*TASK PROMPT*
Write out the listing below in full and exactly, leaving out every picture.
** Begin **
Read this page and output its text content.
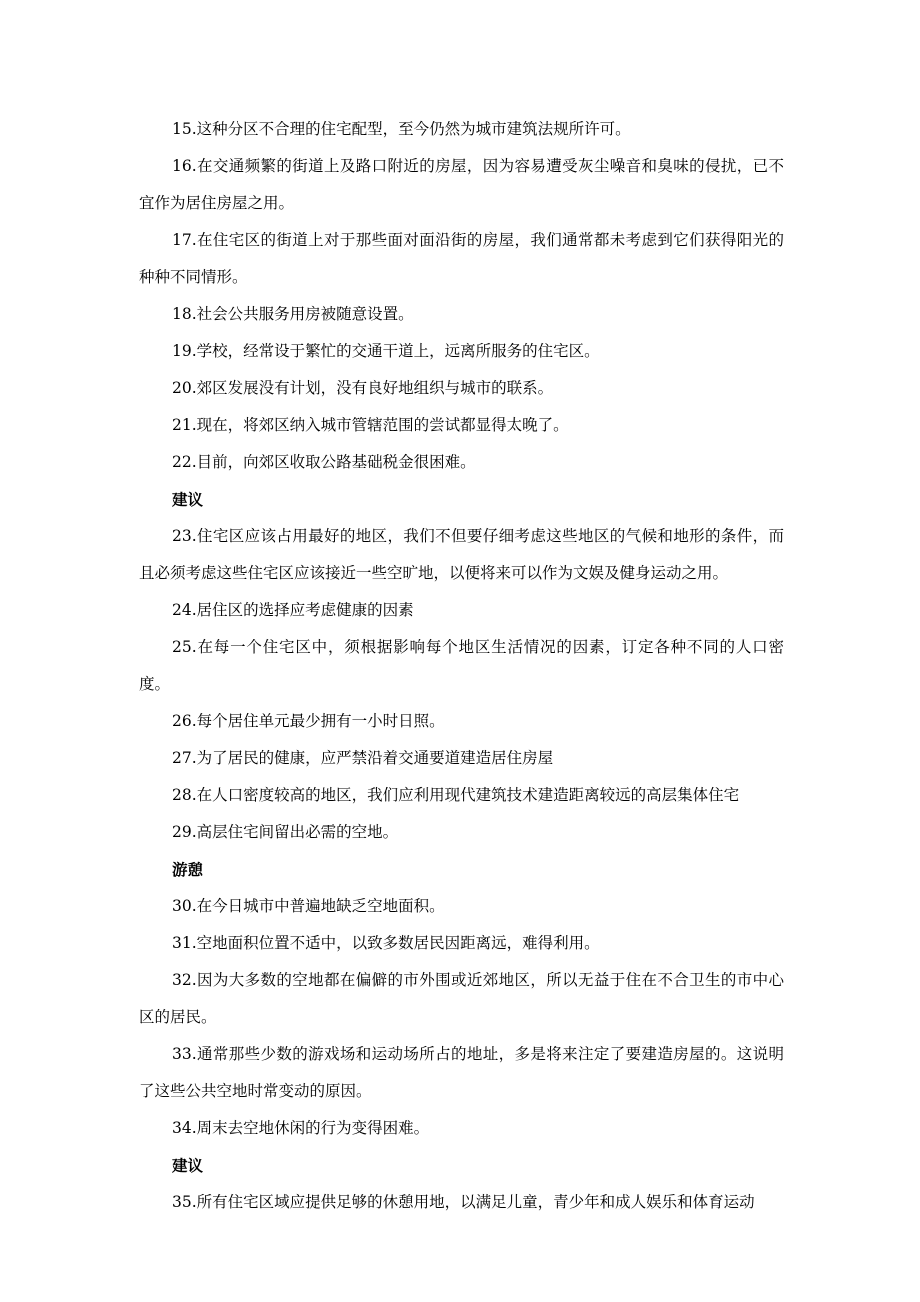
15.这种分区不合理的住宅配型，至今仍然为城市建筑法规所许可。

16.在交通频繁的街道上及路口附近的房屋，因为容易遭受灰尘噪音和臭味的侵扰，已不宜作为居住房屋之用。

17.在住宅区的街道上对于那些面对面沿街的房屋，我们通常都未考虑到它们获得阳光的种种不同情形。

18.社会公共服务用房被随意设置。

19.学校，经常设于繁忙的交通干道上，远离所服务的住宅区。

20.郊区发展没有计划，没有良好地组织与城市的联系。

21.现在，将郊区纳入城市管辖范围的尝试都显得太晚了。

22.目前，向郊区收取公路基础税金很困难。

建议

23.住宅区应该占用最好的地区，我们不但要仔细考虑这些地区的气候和地形的条件，而且必须考虑这些住宅区应该接近一些空旷地，以便将来可以作为文娱及健身运动之用。

24.居住区的选择应考虑健康的因素

25.在每一个住宅区中，须根据影响每个地区生活情况的因素，订定各种不同的人口密度。

26.每个居住单元最少拥有一小时日照。

27.为了居民的健康，应严禁沿着交通要道建造居住房屋

28.在人口密度较高的地区，我们应利用现代建筑技术建造距离较远的高层集体住宅

29.高层住宅间留出必需的空地。

游憩

30.在今日城市中普遍地缺乏空地面积。

31.空地面积位置不适中，以致多数居民因距离远，难得利用。

32.因为大多数的空地都在偏僻的市外围或近郊地区，所以无益于住在不合卫生的市中心区的居民。

33.通常那些少数的游戏场和运动场所占的地址，多是将来注定了要建造房屋的。这说明了这些公共空地时常变动的原因。

34.周末去空地休闲的行为变得困难。

建议

35.所有住宅区域应提供足够的休憩用地，以满足儿童，青少年和成人娱乐和体育运动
** End **
*FINISHED TASK*
Read this page and output its text content.
15.这种分区不合理的住宅配型，至今仍然为城市建筑法规所许可。

16.在交通频繁的街道上及路口附近的房屋，因为容易遭受灰尘噪音和臭味的侵扰，已不宜作为居住房屋之用。

17.在住宅区的街道上对于那些面对面沿街的房屋，我们通常都未考虑到它们获得阳光的种种不同情形。

18.社会公共服务用房被随意设置。

19.学校，经常设于繁忙的交通干道上，远离所服务的住宅区。

20.郊区发展没有计划，没有良好地组织与城市的联系。

21.现在，将郊区纳入城市管辖范围的尝试都显得太晚了。

22.目前，向郊区收取公路基础税金很困难。

建议

23.住宅区应该占用最好的地区，我们不但要仔细考虑这些地区的气候和地形的条件，而且必须考虑这些住宅区应该接近一些空旷地，以便将来可以作为文娱及健身运动之用。

24.居住区的选择应考虑健康的因素

25.在每一个住宅区中，须根据影响每个地区生活情况的因素，订定各种不同的人口密度。

26.每个居住单元最少拥有一小时日照。

27.为了居民的健康，应严禁沿着交通要道建造居住房屋

28.在人口密度较高的地区，我们应利用现代建筑技术建造距离较远的高层集体住宅

29.高层住宅间留出必需的空地。

游憩

30.在今日城市中普遍地缺乏空地面积。

31.空地面积位置不适中，以致多数居民因距离远，难得利用。

32.因为大多数的空地都在偏僻的市外围或近郊地区，所以无益于住在不合卫生的市中心区的居民。

33.通常那些少数的游戏场和运动场所占的地址，多是将来注定了要建造房屋的。这说明了这些公共空地时常变动的原因。

34.周末去空地休闲的行为变得困难。

建议

35.所有住宅区域应提供足够的休憩用地，以满足儿童，青少年和成人娱乐和体育运动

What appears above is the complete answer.